### DIRECTIONS
Every record that follows should be printed verbatim.

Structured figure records
* Start *

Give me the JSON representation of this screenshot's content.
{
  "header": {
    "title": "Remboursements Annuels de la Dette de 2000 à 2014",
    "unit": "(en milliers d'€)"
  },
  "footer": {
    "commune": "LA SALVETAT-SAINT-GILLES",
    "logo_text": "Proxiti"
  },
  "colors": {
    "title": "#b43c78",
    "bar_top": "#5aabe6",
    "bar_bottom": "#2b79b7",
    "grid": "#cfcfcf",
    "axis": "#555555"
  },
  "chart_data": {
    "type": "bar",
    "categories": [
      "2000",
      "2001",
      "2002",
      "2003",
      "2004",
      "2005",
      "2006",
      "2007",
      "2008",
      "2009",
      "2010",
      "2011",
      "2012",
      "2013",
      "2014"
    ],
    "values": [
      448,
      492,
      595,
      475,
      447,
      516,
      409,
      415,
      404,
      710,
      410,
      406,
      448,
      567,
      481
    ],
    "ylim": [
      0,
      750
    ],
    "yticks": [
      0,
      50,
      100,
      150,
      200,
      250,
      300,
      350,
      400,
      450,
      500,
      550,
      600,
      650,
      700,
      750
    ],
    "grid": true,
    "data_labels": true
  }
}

* End *

### TASK RESPONSE
Give me the JSON representation of this screenshot's content.
{
  "header": {
    "title": "Remboursements Annuels de la Dette de 2000 à 2014",
    "unit": "(en milliers d'€)"
  },
  "footer": {
    "commune": "LA SALVETAT-SAINT-GILLES",
    "logo_text": "Proxiti"
  },
  "colors": {
    "title": "#b43c78",
    "bar_top": "#5aabe6",
    "bar_bottom": "#2b79b7",
    "grid": "#cfcfcf",
    "axis": "#555555"
  },
  "chart_data": {
    "type": "bar",
    "categories": [
      "2000",
      "2001",
      "2002",
      "2003",
      "2004",
      "2005",
      "2006",
      "2007",
      "2008",
      "2009",
      "2010",
      "2011",
      "2012",
      "2013",
      "2014"
    ],
    "values": [
      448,
      492,
      595,
      475,
      447,
      516,
      409,
      415,
      404,
      710,
      410,
      406,
      448,
      567,
      481
    ],
    "ylim": [
      0,
      750
    ],
    "yticks": [
      0,
      50,
      100,
      150,
      200,
      250,
      300,
      350,
      400,
      450,
      500,
      550,
      600,
      650,
      700,
      750
    ],
    "grid": true,
    "data_labels": true
  }
}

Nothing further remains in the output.